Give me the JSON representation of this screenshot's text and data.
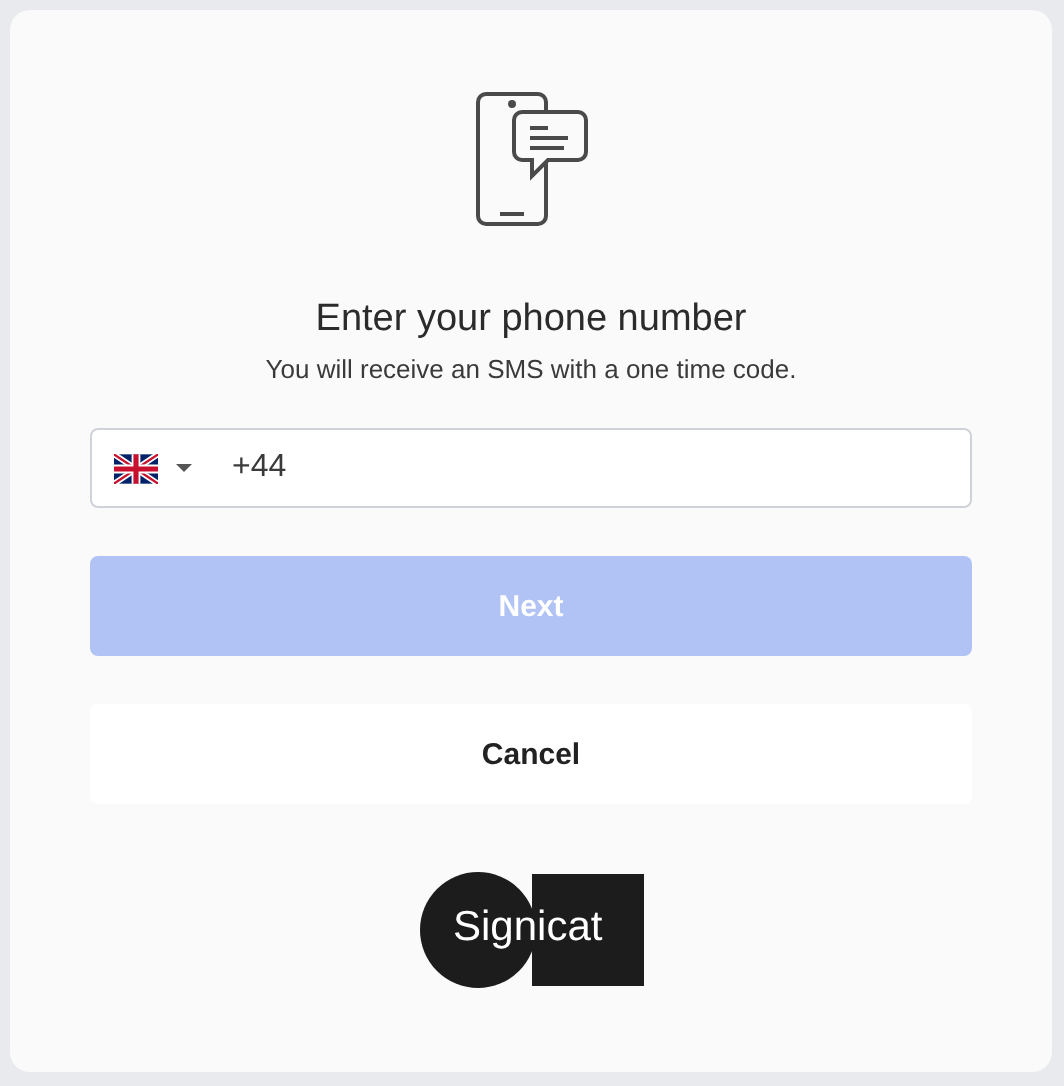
{
  "heading": "Enter your phone number",
  "subtitle": "You will receive an SMS with a one time code.",
  "phone_field": {
    "value": "+44"
  },
  "next_button": {
    "label": "Next",
    "disabled": true
  },
  "cancel_button": {
    "label": "Cancel"
  },
  "logo": {
    "text": "Signicat"
  }
}
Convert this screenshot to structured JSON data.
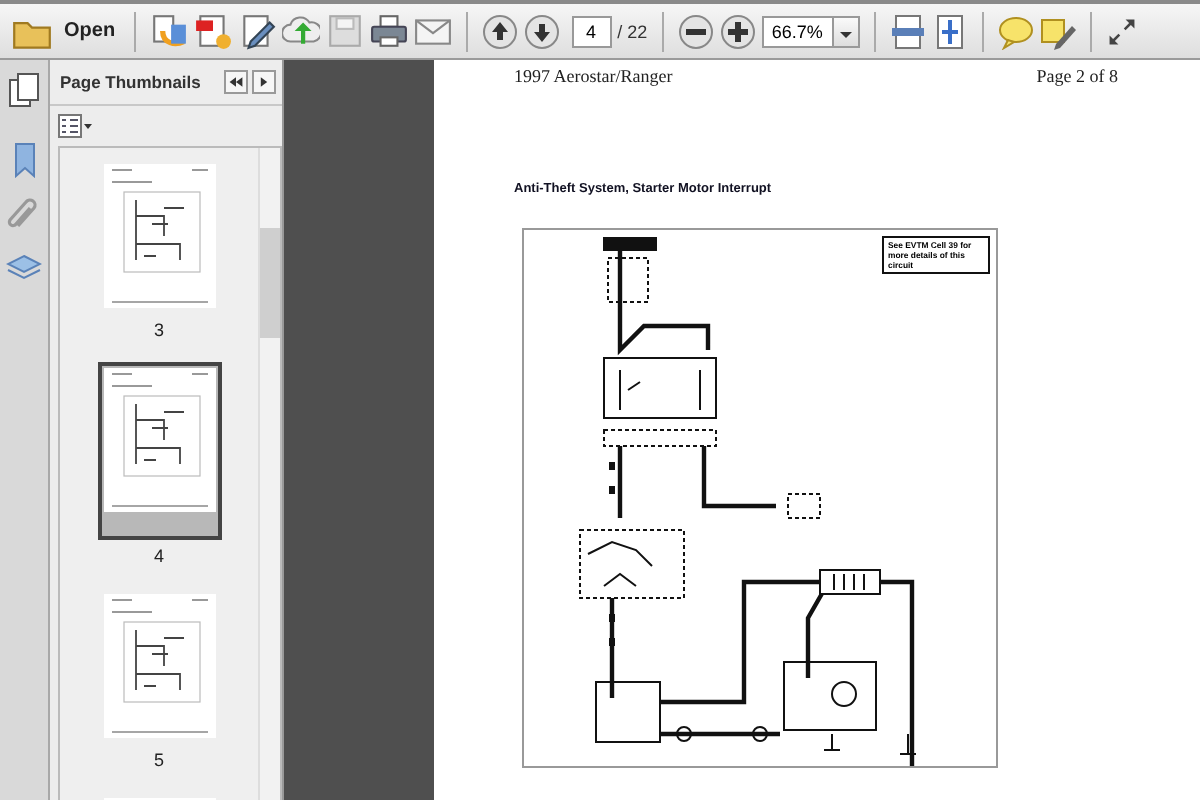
{
  "toolbar": {
    "open_label": "Open",
    "page_field": {
      "value": "4"
    },
    "page_count": "/ 22",
    "zoom_field": {
      "value": "66.7%"
    }
  },
  "sidebar": {
    "title": "Page Thumbnails",
    "thumbnails": [
      {
        "label": "3",
        "selected": false
      },
      {
        "label": "4",
        "selected": true
      },
      {
        "label": "5",
        "selected": false
      },
      {
        "selected": false
      }
    ]
  },
  "document": {
    "header_left": "1997 Aerostar/Ranger",
    "header_right": "Page 2 of 8",
    "title": "Anti-Theft System, Starter Motor Interrupt",
    "diagram_note": "See EVTM Cell 39 for more details of this circuit"
  }
}
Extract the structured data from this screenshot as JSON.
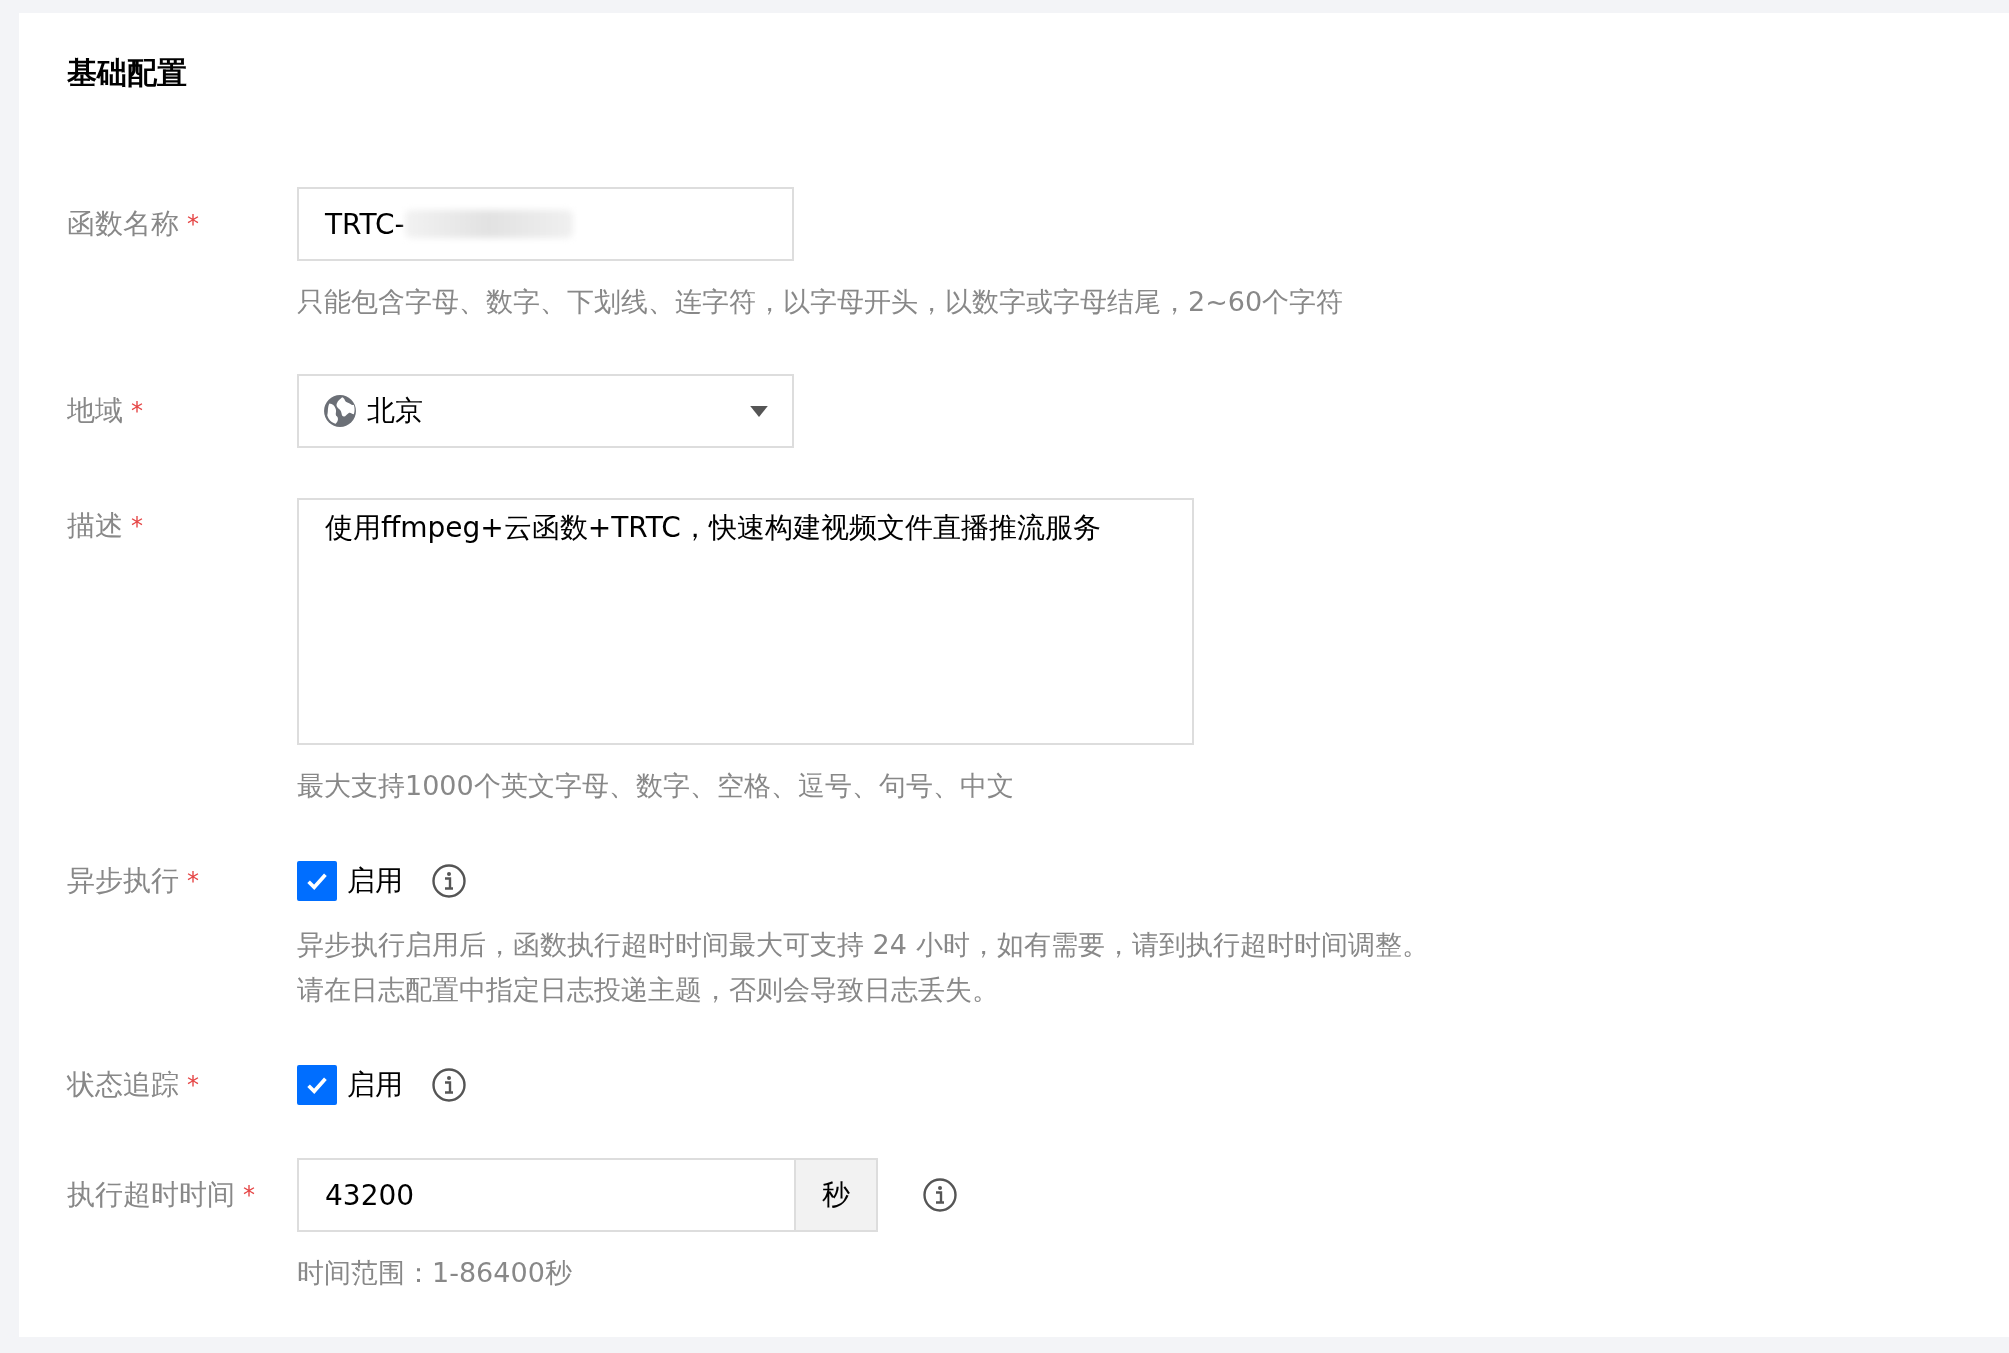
{
  "section": {
    "title": "基础配置"
  },
  "fields": [
    {
      "kind": "text",
      "label": "函数名称",
      "required_mark": "*",
      "value": "TRTC-",
      "blurred": true,
      "hints": [
        "只能包含字母、数字、下划线、连字符，以字母开头，以数字或字母结尾，2~60个字符"
      ]
    },
    {
      "kind": "select",
      "label": "地域",
      "required_mark": "*",
      "value": "北京"
    },
    {
      "kind": "textarea",
      "label": "描述",
      "required_mark": "*",
      "value": "使用ffmpeg+云函数+TRTC，快速构建视频文件直播推流服务",
      "hints": [
        "最大支持1000个英文字母、数字、空格、逗号、句号、中文"
      ]
    },
    {
      "kind": "checkbox",
      "label": "异步执行",
      "required_mark": "*",
      "checked": true,
      "option": "启用",
      "info": true,
      "hints": [
        "异步执行启用后，函数执行超时时间最大可支持 24 小时，如有需要，请到执行超时时间调整。",
        "请在日志配置中指定日志投递主题，否则会导致日志丢失。"
      ]
    },
    {
      "kind": "checkbox",
      "label": "状态追踪",
      "required_mark": "*",
      "checked": true,
      "option": "启用",
      "info": true
    },
    {
      "kind": "number",
      "label": "执行超时时间",
      "required_mark": "*",
      "value": "43200",
      "unit": "秒",
      "info": true,
      "hints": [
        "时间范围：1-86400秒"
      ]
    }
  ]
}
-----
Beginning at the line with "Convert this screenshot", reproduce each line exactly through the last line of the records above, with pictures left out.

Convert this screenshot to structured JSON data.
{
  "toolbar": {
    "open_label": "Open",
    "page_field": {
      "value": "4"
    },
    "page_count": "/ 22",
    "zoom_field": {
      "value": "66.7%"
    }
  },
  "sidebar": {
    "title": "Page Thumbnails",
    "thumbnails": [
      {
        "label": "3",
        "selected": false
      },
      {
        "label": "4",
        "selected": true
      },
      {
        "label": "5",
        "selected": false
      },
      {
        "selected": false
      }
    ]
  },
  "document": {
    "header_left": "1997 Aerostar/Ranger",
    "header_right": "Page 2 of 8",
    "title": "Anti-Theft System, Starter Motor Interrupt",
    "diagram_note": "See EVTM Cell 39 for more details of this circuit"
  }
}
Extract the structured data from this screenshot as JSON.
{
  "section": {
    "title": "基础配置"
  },
  "fields": [
    {
      "kind": "text",
      "label": "函数名称",
      "required_mark": "*",
      "value": "TRTC-",
      "blurred": true,
      "hints": [
        "只能包含字母、数字、下划线、连字符，以字母开头，以数字或字母结尾，2~60个字符"
      ]
    },
    {
      "kind": "select",
      "label": "地域",
      "required_mark": "*",
      "value": "北京"
    },
    {
      "kind": "textarea",
      "label": "描述",
      "required_mark": "*",
      "value": "使用ffmpeg+云函数+TRTC，快速构建视频文件直播推流服务",
      "hints": [
        "最大支持1000个英文字母、数字、空格、逗号、句号、中文"
      ]
    },
    {
      "kind": "checkbox",
      "label": "异步执行",
      "required_mark": "*",
      "checked": true,
      "option": "启用",
      "info": true,
      "hints": [
        "异步执行启用后，函数执行超时时间最大可支持 24 小时，如有需要，请到执行超时时间调整。",
        "请在日志配置中指定日志投递主题，否则会导致日志丢失。"
      ]
    },
    {
      "kind": "checkbox",
      "label": "状态追踪",
      "required_mark": "*",
      "checked": true,
      "option": "启用",
      "info": true
    },
    {
      "kind": "number",
      "label": "执行超时时间",
      "required_mark": "*",
      "value": "43200",
      "unit": "秒",
      "info": true,
      "hints": [
        "时间范围：1-86400秒"
      ]
    }
  ]
}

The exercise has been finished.